Give only the number of lines in the listing below where the string "havde" occurs.

=======

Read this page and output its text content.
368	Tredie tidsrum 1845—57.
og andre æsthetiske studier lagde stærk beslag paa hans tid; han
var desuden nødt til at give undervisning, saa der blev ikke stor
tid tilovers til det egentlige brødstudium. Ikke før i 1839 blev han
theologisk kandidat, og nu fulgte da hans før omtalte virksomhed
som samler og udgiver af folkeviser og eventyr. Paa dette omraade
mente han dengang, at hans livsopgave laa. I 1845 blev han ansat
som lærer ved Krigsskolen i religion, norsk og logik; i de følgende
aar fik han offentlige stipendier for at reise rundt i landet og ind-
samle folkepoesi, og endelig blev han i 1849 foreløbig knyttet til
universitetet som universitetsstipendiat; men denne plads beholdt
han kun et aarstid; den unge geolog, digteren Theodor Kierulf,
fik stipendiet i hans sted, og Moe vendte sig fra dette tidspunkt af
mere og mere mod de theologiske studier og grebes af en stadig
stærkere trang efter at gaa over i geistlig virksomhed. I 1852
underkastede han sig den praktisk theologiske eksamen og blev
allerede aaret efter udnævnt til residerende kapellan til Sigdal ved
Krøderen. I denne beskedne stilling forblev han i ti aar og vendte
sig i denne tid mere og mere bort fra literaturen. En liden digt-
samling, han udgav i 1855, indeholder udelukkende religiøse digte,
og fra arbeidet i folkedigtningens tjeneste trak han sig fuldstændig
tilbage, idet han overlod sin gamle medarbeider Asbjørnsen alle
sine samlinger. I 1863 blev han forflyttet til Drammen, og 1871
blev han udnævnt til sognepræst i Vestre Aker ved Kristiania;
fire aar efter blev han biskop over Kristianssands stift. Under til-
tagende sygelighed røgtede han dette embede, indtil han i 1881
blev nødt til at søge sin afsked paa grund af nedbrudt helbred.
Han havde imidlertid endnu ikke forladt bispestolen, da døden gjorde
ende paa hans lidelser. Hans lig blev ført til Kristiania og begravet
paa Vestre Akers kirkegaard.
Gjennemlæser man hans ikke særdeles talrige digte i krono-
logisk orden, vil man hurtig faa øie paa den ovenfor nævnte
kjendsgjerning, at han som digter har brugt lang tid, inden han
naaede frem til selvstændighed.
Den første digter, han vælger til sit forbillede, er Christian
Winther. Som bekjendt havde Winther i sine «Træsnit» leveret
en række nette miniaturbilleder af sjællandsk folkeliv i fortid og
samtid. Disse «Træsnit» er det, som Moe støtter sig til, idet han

=======

** FINISHED EXERCISE **
2